Update the listing by replacing "circuit diagram" with "schematic" wherever it appears, leaving everything else the same. Leave the pictures out.

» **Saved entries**
▼
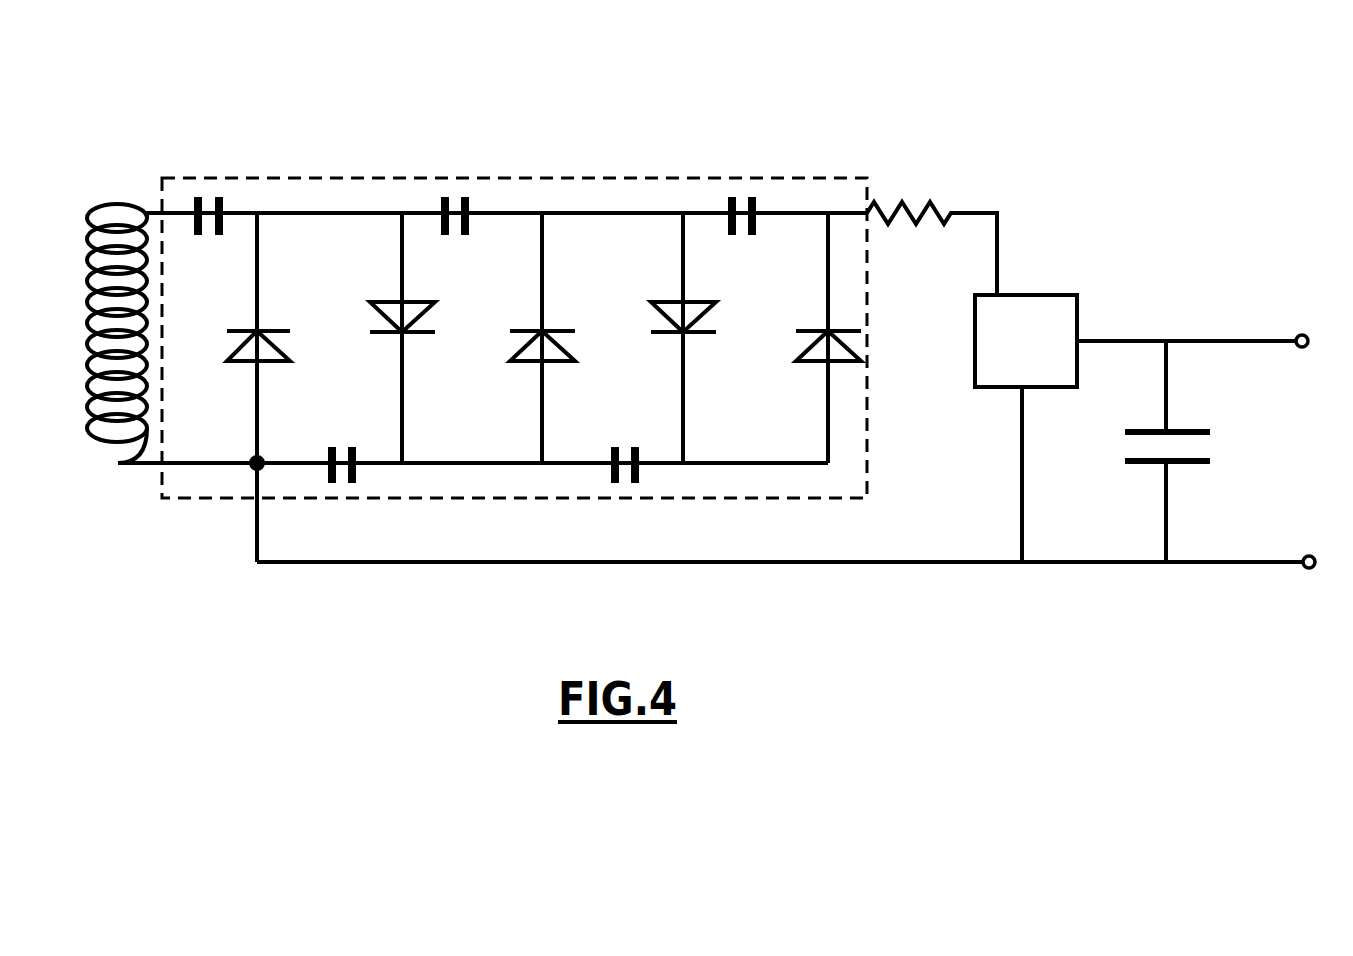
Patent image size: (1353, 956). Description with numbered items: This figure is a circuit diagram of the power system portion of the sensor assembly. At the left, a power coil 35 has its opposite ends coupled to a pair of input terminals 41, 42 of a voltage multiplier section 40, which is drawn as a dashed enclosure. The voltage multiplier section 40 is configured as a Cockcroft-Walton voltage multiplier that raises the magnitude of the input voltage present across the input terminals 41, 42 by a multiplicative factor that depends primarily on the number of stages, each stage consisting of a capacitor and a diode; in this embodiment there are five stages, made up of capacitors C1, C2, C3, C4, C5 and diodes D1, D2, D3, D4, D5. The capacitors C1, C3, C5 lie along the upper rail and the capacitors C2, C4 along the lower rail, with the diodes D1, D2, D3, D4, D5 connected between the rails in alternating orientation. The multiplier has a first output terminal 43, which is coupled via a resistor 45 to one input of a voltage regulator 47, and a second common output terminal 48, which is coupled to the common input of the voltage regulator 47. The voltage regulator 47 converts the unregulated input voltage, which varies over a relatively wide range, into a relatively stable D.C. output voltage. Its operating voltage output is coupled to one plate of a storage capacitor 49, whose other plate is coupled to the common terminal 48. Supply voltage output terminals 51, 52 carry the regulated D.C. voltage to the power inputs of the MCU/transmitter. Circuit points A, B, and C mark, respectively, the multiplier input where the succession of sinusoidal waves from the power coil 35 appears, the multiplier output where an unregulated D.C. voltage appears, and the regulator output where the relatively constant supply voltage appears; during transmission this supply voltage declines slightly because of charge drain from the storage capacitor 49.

The power coil 35 is at (77, 312).
The voltage multiplier section 40 is at (418, 175).
The input terminal 41 is at (172, 210).
The input terminal 42 is at (143, 468).
The first output terminal 43 is at (868, 208).
The resistor 45 is at (912, 210).
The voltage regulator 47 is at (1014, 340).
The common output terminal 48 is at (253, 513).
The storage capacitor 49 is at (1137, 477).
The supply voltage output terminal 51 is at (1275, 341).
The supply voltage output terminal 52 is at (1270, 570).
The circuit point A is at (144, 204).
The circuit point B is at (839, 205).
The circuit point C is at (1172, 336).
The capacitor C1 is at (208, 203).
The capacitor C2 is at (341, 490).
The capacitor C3 is at (456, 207).
The capacitor C4 is at (625, 490).
The capacitor C5 is at (740, 198).
The diode D1 is at (253, 348).
The diode D2 is at (405, 308).
The diode D3 is at (538, 334).
The diode D4 is at (687, 308).
The diode D5 is at (830, 345).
▲
» **Response**
Patent image size: (1353, 956). Description with numbered items: This figure is a schematic of the power system portion of the sensor assembly. At the left, a power coil 35 has its opposite ends coupled to a pair of input terminals 41, 42 of a voltage multiplier section 40, which is drawn as a dashed enclosure. The voltage multiplier section 40 is configured as a Cockcroft-Walton voltage multiplier that raises the magnitude of the input voltage present across the input terminals 41, 42 by a multiplicative factor that depends primarily on the number of stages, each stage consisting of a capacitor and a diode; in this embodiment there are five stages, made up of capacitors C1, C2, C3, C4, C5 and diodes D1, D2, D3, D4, D5. The capacitors C1, C3, C5 lie along the upper rail and the capacitors C2, C4 along the lower rail, with the diodes D1, D2, D3, D4, D5 connected between the rails in alternating orientation. The multiplier has a first output terminal 43, which is coupled via a resistor 45 to one input of a voltage regulator 47, and a second common output terminal 48, which is coupled to the common input of the voltage regulator 47. The voltage regulator 47 converts the unregulated input voltage, which varies over a relatively wide range, into a relatively stable D.C. output voltage. Its operating voltage output is coupled to one plate of a storage capacitor 49, whose other plate is coupled to the common terminal 48. Supply voltage output terminals 51, 52 carry the regulated D.C. voltage to the power inputs of the MCU/transmitter. Circuit points A, B, and C mark, respectively, the multiplier input where the succession of sinusoidal waves from the power coil 35 appears, the multiplier output where an unregulated D.C. voltage appears, and the regulator output where the relatively constant supply voltage appears; during transmission this supply voltage declines slightly because of charge drain from the storage capacitor 49.

The power coil 35 is at (77, 312).
The voltage multiplier section 40 is at (418, 175).
The input terminal 41 is at (172, 210).
The input terminal 42 is at (143, 468).
The first output terminal 43 is at (868, 208).
The resistor 45 is at (912, 210).
The voltage regulator 47 is at (1014, 340).
The common output terminal 48 is at (253, 513).
The storage capacitor 49 is at (1137, 477).
The supply voltage output terminal 51 is at (1275, 341).
The supply voltage output terminal 52 is at (1270, 570).
The circuit point A is at (144, 204).
The circuit point B is at (839, 205).
The circuit point C is at (1172, 336).
The capacitor C1 is at (208, 203).
The capacitor C2 is at (341, 490).
The capacitor C3 is at (456, 207).
The capacitor C4 is at (625, 490).
The capacitor C5 is at (740, 198).
The diode D1 is at (253, 348).
The diode D2 is at (405, 308).
The diode D3 is at (538, 334).
The diode D4 is at (687, 308).
The diode D5 is at (830, 345).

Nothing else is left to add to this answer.